When you respond, restate each record exactly as it is given.

═══ Data provided

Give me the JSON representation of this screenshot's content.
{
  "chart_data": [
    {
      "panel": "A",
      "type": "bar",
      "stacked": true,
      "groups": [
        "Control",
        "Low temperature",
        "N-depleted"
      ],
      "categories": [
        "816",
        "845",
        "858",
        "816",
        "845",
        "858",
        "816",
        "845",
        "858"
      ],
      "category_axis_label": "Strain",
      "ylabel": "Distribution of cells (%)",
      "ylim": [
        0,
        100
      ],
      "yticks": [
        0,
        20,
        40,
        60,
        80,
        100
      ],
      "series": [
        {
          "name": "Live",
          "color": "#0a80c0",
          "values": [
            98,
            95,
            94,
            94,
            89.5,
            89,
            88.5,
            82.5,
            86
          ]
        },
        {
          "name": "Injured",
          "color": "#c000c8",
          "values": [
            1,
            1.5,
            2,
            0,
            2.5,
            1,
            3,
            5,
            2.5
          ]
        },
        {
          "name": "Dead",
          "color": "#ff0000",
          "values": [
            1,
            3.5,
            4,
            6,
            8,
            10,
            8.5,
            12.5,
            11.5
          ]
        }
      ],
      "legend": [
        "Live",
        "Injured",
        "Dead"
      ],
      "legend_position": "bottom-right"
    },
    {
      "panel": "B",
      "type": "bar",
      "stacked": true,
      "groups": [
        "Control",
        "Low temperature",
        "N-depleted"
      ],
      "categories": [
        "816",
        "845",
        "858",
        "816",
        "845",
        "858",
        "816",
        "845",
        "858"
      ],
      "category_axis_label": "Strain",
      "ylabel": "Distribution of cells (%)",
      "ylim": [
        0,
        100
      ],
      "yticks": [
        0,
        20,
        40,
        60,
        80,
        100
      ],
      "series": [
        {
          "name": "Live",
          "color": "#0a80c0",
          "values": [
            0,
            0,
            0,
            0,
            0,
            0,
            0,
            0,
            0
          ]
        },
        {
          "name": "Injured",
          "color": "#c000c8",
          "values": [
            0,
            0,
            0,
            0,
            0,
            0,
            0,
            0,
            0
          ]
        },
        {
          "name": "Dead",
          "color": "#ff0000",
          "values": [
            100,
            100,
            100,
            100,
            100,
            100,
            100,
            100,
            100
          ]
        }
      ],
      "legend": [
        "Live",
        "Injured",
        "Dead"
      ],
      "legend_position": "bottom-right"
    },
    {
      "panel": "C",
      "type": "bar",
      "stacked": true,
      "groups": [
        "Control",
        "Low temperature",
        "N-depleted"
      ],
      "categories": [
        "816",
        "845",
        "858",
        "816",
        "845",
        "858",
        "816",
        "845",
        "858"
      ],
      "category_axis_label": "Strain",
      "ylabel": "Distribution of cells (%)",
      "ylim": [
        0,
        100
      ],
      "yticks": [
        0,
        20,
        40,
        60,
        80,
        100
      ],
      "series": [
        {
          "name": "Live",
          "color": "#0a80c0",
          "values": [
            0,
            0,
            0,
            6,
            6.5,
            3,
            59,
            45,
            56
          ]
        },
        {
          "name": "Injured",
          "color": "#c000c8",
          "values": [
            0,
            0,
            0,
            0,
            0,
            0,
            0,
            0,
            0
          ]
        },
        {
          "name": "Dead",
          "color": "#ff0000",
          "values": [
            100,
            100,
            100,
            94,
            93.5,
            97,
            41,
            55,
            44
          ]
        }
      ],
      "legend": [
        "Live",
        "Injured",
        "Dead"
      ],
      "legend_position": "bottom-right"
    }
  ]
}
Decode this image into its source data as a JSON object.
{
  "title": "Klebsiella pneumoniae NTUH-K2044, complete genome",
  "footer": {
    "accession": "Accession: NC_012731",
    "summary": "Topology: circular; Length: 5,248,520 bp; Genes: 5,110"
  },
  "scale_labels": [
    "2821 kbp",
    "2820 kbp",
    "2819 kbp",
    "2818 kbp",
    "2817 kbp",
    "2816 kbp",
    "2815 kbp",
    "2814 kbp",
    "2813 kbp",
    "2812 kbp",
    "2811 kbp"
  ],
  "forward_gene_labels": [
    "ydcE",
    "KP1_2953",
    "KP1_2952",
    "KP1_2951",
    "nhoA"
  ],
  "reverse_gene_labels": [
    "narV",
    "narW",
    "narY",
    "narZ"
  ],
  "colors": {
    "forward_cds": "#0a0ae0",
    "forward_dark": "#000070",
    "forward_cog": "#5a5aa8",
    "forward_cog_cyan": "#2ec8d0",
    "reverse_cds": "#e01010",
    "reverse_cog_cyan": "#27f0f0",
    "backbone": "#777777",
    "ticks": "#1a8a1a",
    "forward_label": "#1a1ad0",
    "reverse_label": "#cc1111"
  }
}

══════

> _Output of the task_
Give me the JSON representation of this screenshot's content.
{
  "chart_data": [
    {
      "panel": "A",
      "type": "bar",
      "stacked": true,
      "groups": [
        "Control",
        "Low temperature",
        "N-depleted"
      ],
      "categories": [
        "816",
        "845",
        "858",
        "816",
        "845",
        "858",
        "816",
        "845",
        "858"
      ],
      "category_axis_label": "Strain",
      "ylabel": "Distribution of cells (%)",
      "ylim": [
        0,
        100
      ],
      "yticks": [
        0,
        20,
        40,
        60,
        80,
        100
      ],
      "series": [
        {
          "name": "Live",
          "color": "#0a80c0",
          "values": [
            98,
            95,
            94,
            94,
            89.5,
            89,
            88.5,
            82.5,
            86
          ]
        },
        {
          "name": "Injured",
          "color": "#c000c8",
          "values": [
            1,
            1.5,
            2,
            0,
            2.5,
            1,
            3,
            5,
            2.5
          ]
        },
        {
          "name": "Dead",
          "color": "#ff0000",
          "values": [
            1,
            3.5,
            4,
            6,
            8,
            10,
            8.5,
            12.5,
            11.5
          ]
        }
      ],
      "legend": [
        "Live",
        "Injured",
        "Dead"
      ],
      "legend_position": "bottom-right"
    },
    {
      "panel": "B",
      "type": "bar",
      "stacked": true,
      "groups": [
        "Control",
        "Low temperature",
        "N-depleted"
      ],
      "categories": [
        "816",
        "845",
        "858",
        "816",
        "845",
        "858",
        "816",
        "845",
        "858"
      ],
      "category_axis_label": "Strain",
      "ylabel": "Distribution of cells (%)",
      "ylim": [
        0,
        100
      ],
      "yticks": [
        0,
        20,
        40,
        60,
        80,
        100
      ],
      "series": [
        {
          "name": "Live",
          "color": "#0a80c0",
          "values": [
            0,
            0,
            0,
            0,
            0,
            0,
            0,
            0,
            0
          ]
        },
        {
          "name": "Injured",
          "color": "#c000c8",
          "values": [
            0,
            0,
            0,
            0,
            0,
            0,
            0,
            0,
            0
          ]
        },
        {
          "name": "Dead",
          "color": "#ff0000",
          "values": [
            100,
            100,
            100,
            100,
            100,
            100,
            100,
            100,
            100
          ]
        }
      ],
      "legend": [
        "Live",
        "Injured",
        "Dead"
      ],
      "legend_position": "bottom-right"
    },
    {
      "panel": "C",
      "type": "bar",
      "stacked": true,
      "groups": [
        "Control",
        "Low temperature",
        "N-depleted"
      ],
      "categories": [
        "816",
        "845",
        "858",
        "816",
        "845",
        "858",
        "816",
        "845",
        "858"
      ],
      "category_axis_label": "Strain",
      "ylabel": "Distribution of cells (%)",
      "ylim": [
        0,
        100
      ],
      "yticks": [
        0,
        20,
        40,
        60,
        80,
        100
      ],
      "series": [
        {
          "name": "Live",
          "color": "#0a80c0",
          "values": [
            0,
            0,
            0,
            6,
            6.5,
            3,
            59,
            45,
            56
          ]
        },
        {
          "name": "Injured",
          "color": "#c000c8",
          "values": [
            0,
            0,
            0,
            0,
            0,
            0,
            0,
            0,
            0
          ]
        },
        {
          "name": "Dead",
          "color": "#ff0000",
          "values": [
            100,
            100,
            100,
            94,
            93.5,
            97,
            41,
            55,
            44
          ]
        }
      ],
      "legend": [
        "Live",
        "Injured",
        "Dead"
      ],
      "legend_position": "bottom-right"
    }
  ]
}
Decode this image into its source data as a JSON object.
{
  "title": "Klebsiella pneumoniae NTUH-K2044, complete genome",
  "footer": {
    "accession": "Accession: NC_012731",
    "summary": "Topology: circular; Length: 5,248,520 bp; Genes: 5,110"
  },
  "scale_labels": [
    "2821 kbp",
    "2820 kbp",
    "2819 kbp",
    "2818 kbp",
    "2817 kbp",
    "2816 kbp",
    "2815 kbp",
    "2814 kbp",
    "2813 kbp",
    "2812 kbp",
    "2811 kbp"
  ],
  "forward_gene_labels": [
    "ydcE",
    "KP1_2953",
    "KP1_2952",
    "KP1_2951",
    "nhoA"
  ],
  "reverse_gene_labels": [
    "narV",
    "narW",
    "narY",
    "narZ"
  ],
  "colors": {
    "forward_cds": "#0a0ae0",
    "forward_dark": "#000070",
    "forward_cog": "#5a5aa8",
    "forward_cog_cyan": "#2ec8d0",
    "reverse_cds": "#e01010",
    "reverse_cog_cyan": "#27f0f0",
    "backbone": "#777777",
    "ticks": "#1a8a1a",
    "forward_label": "#1a1ad0",
    "reverse_label": "#cc1111"
  }
}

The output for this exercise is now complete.